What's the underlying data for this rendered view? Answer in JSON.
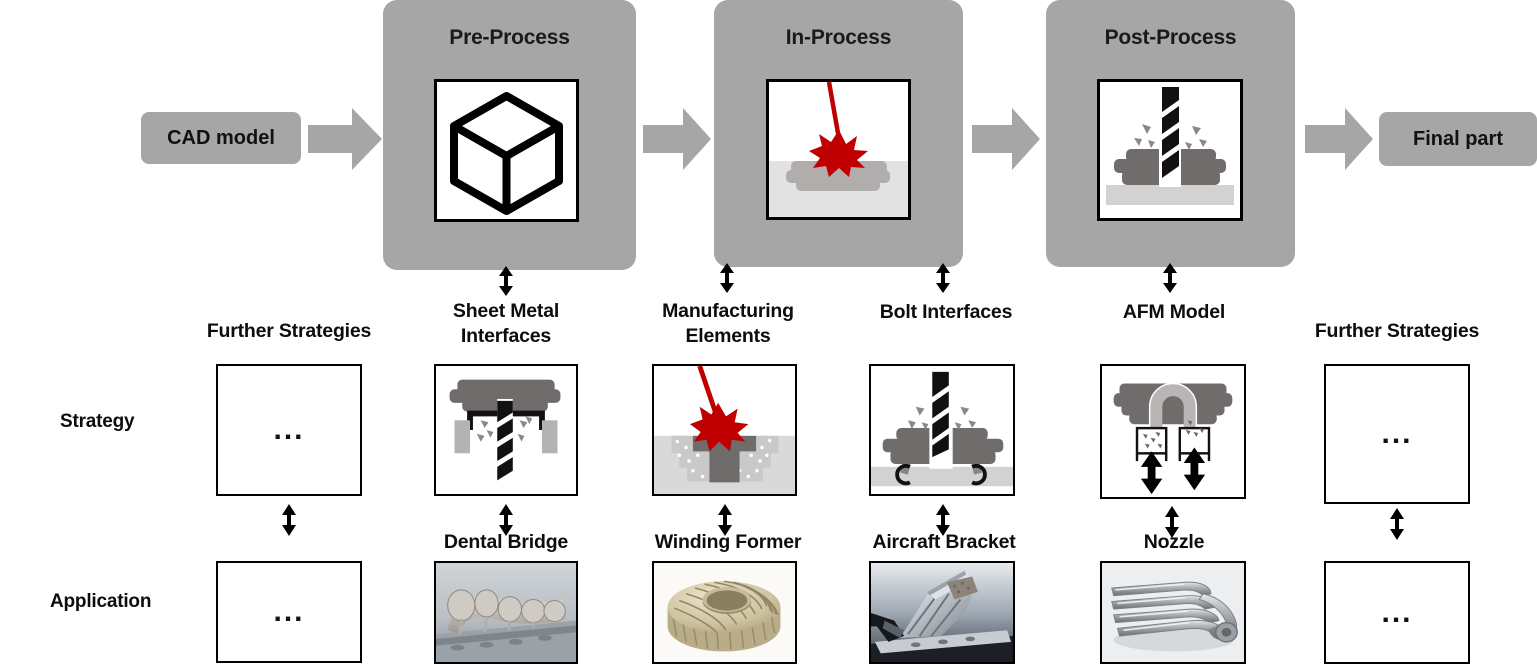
{
  "diagram": {
    "title": "Additive manufacturing process chain with strategies and applications",
    "colors": {
      "stage_gray": "#a6a6a6",
      "arrow_gray": "#a6a6a6",
      "laser_red": "#c00000",
      "part_dark_gray": "#706c6b",
      "powder_gray": "#d9d9d9",
      "black": "#000000"
    }
  },
  "chain": {
    "input_label": "CAD model",
    "output_label": "Final part",
    "stages": [
      {
        "title": "Pre-Process",
        "icon": "cube-icon"
      },
      {
        "title": "In-Process",
        "icon": "laser-melting-icon"
      },
      {
        "title": "Post-Process",
        "icon": "drilling-icon"
      }
    ],
    "arrows": [
      "arrow-right-icon",
      "arrow-right-icon",
      "arrow-right-icon",
      "arrow-right-icon"
    ]
  },
  "rows": {
    "strategy_label": "Strategy",
    "application_label": "Application"
  },
  "columns": [
    {
      "heading": "Further Strategies",
      "strategy_icon": "ellipsis-placeholder",
      "strategy_value": "...",
      "application_heading": "",
      "application_icon": "ellipsis-placeholder",
      "application_value": "...",
      "link_icon": "double-arrow-vertical-icon"
    },
    {
      "heading": "Sheet Metal\nInterfaces",
      "heading_line1": "Sheet Metal",
      "heading_line2": "Interfaces",
      "strategy_icon": "sheet-metal-drilling-icon",
      "application_heading": "Dental Bridge",
      "application_icon": "dental-bridge-photo",
      "link_icon": "double-arrow-vertical-icon"
    },
    {
      "heading": "Manufacturing\nElements",
      "heading_line1": "Manufacturing",
      "heading_line2": "Elements",
      "strategy_icon": "laser-melting-powder-icon",
      "application_heading": "Winding Former",
      "application_icon": "winding-former-photo",
      "link_icon": "double-arrow-vertical-icon"
    },
    {
      "heading": "Bolt Interfaces",
      "heading_line1": "Bolt Interfaces",
      "heading_line2": "",
      "strategy_icon": "bolt-drilling-icon",
      "application_heading": "Aircraft Bracket",
      "application_icon": "aircraft-bracket-photo",
      "link_icon": "double-arrow-vertical-icon"
    },
    {
      "heading": "AFM Model",
      "heading_line1": "AFM Model",
      "heading_line2": "",
      "strategy_icon": "abrasive-flow-machining-icon",
      "application_heading": "Nozzle",
      "application_icon": "nozzle-photo",
      "link_icon": "double-arrow-vertical-icon"
    },
    {
      "heading": "Further Strategies",
      "strategy_icon": "ellipsis-placeholder",
      "strategy_value": "...",
      "application_heading": "",
      "application_icon": "ellipsis-placeholder",
      "application_value": "...",
      "link_icon": "double-arrow-vertical-icon"
    }
  ]
}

What you need to do. Quote every record above exactly, leaving out any pictures.

Worked answer.
What's the underlying data for this rendered view? Answer in JSON.
{
  "diagram": {
    "title": "Additive manufacturing process chain with strategies and applications",
    "colors": {
      "stage_gray": "#a6a6a6",
      "arrow_gray": "#a6a6a6",
      "laser_red": "#c00000",
      "part_dark_gray": "#706c6b",
      "powder_gray": "#d9d9d9",
      "black": "#000000"
    }
  },
  "chain": {
    "input_label": "CAD model",
    "output_label": "Final part",
    "stages": [
      {
        "title": "Pre-Process",
        "icon": "cube-icon"
      },
      {
        "title": "In-Process",
        "icon": "laser-melting-icon"
      },
      {
        "title": "Post-Process",
        "icon": "drilling-icon"
      }
    ],
    "arrows": [
      "arrow-right-icon",
      "arrow-right-icon",
      "arrow-right-icon",
      "arrow-right-icon"
    ]
  },
  "rows": {
    "strategy_label": "Strategy",
    "application_label": "Application"
  },
  "columns": [
    {
      "heading": "Further Strategies",
      "strategy_icon": "ellipsis-placeholder",
      "strategy_value": "...",
      "application_heading": "",
      "application_icon": "ellipsis-placeholder",
      "application_value": "...",
      "link_icon": "double-arrow-vertical-icon"
    },
    {
      "heading": "Sheet Metal\nInterfaces",
      "heading_line1": "Sheet Metal",
      "heading_line2": "Interfaces",
      "strategy_icon": "sheet-metal-drilling-icon",
      "application_heading": "Dental Bridge",
      "application_icon": "dental-bridge-photo",
      "link_icon": "double-arrow-vertical-icon"
    },
    {
      "heading": "Manufacturing\nElements",
      "heading_line1": "Manufacturing",
      "heading_line2": "Elements",
      "strategy_icon": "laser-melting-powder-icon",
      "application_heading": "Winding Former",
      "application_icon": "winding-former-photo",
      "link_icon": "double-arrow-vertical-icon"
    },
    {
      "heading": "Bolt Interfaces",
      "heading_line1": "Bolt Interfaces",
      "heading_line2": "",
      "strategy_icon": "bolt-drilling-icon",
      "application_heading": "Aircraft Bracket",
      "application_icon": "aircraft-bracket-photo",
      "link_icon": "double-arrow-vertical-icon"
    },
    {
      "heading": "AFM Model",
      "heading_line1": "AFM Model",
      "heading_line2": "",
      "strategy_icon": "abrasive-flow-machining-icon",
      "application_heading": "Nozzle",
      "application_icon": "nozzle-photo",
      "link_icon": "double-arrow-vertical-icon"
    },
    {
      "heading": "Further Strategies",
      "strategy_icon": "ellipsis-placeholder",
      "strategy_value": "...",
      "application_heading": "",
      "application_icon": "ellipsis-placeholder",
      "application_value": "...",
      "link_icon": "double-arrow-vertical-icon"
    }
  ]
}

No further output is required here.